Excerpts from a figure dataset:
------
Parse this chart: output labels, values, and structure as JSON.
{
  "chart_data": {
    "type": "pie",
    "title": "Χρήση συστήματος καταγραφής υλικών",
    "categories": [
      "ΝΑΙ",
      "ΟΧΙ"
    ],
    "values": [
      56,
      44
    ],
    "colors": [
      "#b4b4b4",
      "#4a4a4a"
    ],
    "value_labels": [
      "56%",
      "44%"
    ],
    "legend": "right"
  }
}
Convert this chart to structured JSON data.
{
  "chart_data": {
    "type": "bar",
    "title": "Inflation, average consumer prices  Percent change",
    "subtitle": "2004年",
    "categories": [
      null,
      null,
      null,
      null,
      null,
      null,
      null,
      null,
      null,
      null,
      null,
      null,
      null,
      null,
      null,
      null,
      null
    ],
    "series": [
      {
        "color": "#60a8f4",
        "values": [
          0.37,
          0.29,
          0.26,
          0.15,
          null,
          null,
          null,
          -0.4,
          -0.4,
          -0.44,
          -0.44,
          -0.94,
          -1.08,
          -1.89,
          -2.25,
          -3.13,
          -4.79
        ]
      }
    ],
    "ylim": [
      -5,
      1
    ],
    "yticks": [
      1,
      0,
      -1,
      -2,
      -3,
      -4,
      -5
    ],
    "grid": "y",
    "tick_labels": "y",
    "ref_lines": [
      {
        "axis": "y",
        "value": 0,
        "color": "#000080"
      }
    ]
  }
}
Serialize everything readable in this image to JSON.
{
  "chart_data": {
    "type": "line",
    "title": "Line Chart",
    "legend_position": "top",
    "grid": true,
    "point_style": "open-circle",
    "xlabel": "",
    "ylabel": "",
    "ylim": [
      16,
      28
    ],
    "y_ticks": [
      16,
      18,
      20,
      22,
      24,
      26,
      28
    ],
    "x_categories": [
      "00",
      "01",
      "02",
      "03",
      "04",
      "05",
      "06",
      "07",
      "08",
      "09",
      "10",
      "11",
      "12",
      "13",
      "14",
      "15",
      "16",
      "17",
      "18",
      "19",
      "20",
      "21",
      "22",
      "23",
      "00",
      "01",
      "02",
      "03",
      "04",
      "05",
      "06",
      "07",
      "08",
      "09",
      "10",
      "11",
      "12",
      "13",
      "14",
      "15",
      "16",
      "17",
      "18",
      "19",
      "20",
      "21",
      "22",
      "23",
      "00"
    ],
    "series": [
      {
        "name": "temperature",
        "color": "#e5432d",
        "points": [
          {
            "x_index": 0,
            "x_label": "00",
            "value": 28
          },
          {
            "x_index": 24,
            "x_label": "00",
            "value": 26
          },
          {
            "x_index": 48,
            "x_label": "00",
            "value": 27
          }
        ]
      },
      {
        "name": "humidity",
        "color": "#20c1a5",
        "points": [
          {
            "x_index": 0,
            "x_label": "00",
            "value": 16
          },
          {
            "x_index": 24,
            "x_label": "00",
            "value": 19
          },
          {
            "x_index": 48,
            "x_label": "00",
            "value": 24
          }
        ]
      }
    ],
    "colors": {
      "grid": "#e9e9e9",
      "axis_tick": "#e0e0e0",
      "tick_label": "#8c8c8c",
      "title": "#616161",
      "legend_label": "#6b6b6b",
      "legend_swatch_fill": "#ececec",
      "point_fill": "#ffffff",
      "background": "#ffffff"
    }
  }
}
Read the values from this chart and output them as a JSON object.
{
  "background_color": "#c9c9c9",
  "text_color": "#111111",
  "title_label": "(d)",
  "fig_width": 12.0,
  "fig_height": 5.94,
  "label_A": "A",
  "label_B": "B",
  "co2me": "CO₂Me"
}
------
WORK TO COMPLETE: Only the number is required: the count of lines containing the word "output".

REPLY TO THE EXERCISE: 2